* To be done:
Copy out each line that includes the word "background".

* Supplied material:
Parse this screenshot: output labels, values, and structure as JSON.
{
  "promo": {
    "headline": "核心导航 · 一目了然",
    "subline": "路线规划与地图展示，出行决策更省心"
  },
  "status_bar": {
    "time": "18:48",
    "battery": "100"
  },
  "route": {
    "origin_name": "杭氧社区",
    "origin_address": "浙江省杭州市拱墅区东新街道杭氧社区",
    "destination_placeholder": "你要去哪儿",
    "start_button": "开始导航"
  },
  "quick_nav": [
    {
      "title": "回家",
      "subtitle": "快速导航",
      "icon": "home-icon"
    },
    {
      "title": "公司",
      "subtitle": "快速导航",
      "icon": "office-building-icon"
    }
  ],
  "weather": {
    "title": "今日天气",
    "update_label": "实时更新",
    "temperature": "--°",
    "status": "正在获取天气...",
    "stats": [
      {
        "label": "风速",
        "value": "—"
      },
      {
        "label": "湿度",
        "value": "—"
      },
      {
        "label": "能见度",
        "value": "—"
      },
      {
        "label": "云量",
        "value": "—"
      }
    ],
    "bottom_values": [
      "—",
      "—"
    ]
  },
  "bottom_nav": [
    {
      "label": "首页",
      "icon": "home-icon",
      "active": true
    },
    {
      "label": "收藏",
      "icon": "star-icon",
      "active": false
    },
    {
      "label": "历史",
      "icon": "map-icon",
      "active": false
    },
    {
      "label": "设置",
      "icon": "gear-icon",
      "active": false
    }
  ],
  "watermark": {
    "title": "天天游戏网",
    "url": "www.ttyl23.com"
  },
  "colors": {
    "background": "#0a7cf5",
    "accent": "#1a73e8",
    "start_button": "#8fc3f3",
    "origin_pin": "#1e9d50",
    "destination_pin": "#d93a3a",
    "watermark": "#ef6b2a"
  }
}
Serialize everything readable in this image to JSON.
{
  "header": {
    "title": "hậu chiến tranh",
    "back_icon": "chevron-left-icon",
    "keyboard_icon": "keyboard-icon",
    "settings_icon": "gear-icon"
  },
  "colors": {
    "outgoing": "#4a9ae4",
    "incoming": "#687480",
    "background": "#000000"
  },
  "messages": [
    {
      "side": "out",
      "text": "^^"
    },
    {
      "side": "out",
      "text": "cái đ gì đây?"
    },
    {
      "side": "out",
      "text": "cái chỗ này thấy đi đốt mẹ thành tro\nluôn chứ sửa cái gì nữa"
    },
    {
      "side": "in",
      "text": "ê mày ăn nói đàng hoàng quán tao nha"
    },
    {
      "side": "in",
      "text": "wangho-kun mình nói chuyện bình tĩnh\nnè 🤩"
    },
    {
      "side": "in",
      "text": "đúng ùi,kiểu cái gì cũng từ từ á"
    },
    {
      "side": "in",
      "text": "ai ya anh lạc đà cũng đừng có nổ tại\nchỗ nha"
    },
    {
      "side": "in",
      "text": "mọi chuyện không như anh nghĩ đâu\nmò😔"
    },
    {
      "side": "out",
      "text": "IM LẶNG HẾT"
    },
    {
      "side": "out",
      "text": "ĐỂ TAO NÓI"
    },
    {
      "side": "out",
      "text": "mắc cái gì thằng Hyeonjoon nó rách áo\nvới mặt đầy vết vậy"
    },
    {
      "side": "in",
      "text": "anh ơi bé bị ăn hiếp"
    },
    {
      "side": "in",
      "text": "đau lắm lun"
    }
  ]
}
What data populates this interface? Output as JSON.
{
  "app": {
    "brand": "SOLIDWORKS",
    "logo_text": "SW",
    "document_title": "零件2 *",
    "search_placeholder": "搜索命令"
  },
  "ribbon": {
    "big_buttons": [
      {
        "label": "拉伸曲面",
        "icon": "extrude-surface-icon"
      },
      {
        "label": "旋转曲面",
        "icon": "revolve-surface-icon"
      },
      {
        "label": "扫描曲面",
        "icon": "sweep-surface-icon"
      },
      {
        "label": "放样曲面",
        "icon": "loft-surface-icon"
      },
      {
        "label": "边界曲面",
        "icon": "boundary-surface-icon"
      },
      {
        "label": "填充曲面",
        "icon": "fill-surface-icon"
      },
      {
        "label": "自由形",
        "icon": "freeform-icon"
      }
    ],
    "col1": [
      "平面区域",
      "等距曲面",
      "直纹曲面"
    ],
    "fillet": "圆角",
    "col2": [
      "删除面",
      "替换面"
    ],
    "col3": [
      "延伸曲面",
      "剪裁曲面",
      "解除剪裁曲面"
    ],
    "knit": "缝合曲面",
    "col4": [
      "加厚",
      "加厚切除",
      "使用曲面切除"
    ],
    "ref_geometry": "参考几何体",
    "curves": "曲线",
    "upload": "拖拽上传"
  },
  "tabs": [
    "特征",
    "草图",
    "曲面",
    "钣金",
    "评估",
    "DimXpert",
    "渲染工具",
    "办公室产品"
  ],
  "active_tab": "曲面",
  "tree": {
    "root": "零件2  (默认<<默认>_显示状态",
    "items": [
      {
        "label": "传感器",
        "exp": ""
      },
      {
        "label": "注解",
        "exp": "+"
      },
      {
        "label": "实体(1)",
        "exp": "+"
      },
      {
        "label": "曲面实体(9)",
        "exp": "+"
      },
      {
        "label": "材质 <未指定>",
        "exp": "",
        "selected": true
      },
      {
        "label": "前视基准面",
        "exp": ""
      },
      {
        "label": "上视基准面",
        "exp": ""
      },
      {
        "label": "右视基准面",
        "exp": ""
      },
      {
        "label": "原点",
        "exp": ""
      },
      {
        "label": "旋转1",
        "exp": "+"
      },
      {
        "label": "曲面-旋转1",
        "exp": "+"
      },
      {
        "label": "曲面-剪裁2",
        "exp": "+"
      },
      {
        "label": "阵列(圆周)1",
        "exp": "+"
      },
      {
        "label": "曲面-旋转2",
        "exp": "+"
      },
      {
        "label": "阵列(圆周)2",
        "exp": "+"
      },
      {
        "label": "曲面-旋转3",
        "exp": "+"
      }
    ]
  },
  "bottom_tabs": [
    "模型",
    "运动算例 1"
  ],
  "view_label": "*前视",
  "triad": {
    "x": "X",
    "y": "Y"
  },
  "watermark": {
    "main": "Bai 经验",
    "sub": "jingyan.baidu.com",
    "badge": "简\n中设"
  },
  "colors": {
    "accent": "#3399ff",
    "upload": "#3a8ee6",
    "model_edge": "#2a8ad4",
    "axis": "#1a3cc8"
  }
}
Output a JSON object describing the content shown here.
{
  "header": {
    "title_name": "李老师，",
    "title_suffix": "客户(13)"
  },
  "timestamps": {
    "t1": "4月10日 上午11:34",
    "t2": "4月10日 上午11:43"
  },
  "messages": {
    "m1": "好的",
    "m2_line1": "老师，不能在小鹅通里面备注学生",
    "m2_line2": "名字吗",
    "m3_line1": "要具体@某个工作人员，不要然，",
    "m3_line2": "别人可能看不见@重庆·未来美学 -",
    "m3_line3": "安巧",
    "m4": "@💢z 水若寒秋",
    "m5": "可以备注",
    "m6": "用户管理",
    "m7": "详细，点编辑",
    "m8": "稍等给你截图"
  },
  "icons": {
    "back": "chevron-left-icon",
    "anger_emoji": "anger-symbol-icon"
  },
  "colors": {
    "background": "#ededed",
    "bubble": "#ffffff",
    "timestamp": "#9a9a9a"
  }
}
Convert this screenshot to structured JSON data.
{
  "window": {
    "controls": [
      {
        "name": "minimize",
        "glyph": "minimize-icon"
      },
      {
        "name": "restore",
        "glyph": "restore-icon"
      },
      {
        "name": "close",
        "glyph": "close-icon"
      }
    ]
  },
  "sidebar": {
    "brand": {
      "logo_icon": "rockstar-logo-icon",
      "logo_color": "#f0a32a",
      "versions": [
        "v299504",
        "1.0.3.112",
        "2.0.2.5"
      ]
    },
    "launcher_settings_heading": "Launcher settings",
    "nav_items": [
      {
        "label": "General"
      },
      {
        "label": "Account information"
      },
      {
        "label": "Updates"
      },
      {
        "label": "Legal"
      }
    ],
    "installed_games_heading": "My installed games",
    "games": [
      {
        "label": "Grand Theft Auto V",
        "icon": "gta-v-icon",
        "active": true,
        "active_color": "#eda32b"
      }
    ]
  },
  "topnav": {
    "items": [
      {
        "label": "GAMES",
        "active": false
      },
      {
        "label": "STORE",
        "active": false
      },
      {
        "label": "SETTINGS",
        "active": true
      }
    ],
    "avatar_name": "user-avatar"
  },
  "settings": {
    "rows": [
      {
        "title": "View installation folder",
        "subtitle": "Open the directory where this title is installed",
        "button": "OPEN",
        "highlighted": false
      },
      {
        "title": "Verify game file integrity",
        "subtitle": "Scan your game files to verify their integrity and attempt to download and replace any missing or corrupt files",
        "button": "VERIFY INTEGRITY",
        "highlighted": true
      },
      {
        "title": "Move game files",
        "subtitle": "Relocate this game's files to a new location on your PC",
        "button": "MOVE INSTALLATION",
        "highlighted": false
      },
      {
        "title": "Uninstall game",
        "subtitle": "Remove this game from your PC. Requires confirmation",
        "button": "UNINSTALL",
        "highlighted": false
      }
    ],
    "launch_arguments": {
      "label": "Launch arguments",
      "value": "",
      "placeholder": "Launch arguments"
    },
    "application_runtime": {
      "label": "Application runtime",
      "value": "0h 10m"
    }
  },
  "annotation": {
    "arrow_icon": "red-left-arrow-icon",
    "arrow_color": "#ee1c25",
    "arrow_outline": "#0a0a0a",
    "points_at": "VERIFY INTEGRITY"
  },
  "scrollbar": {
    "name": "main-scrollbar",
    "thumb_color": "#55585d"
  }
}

* Written solution:
    "background": "#0a7cf5",
    "background": "#000000"
    "background": "#ededed",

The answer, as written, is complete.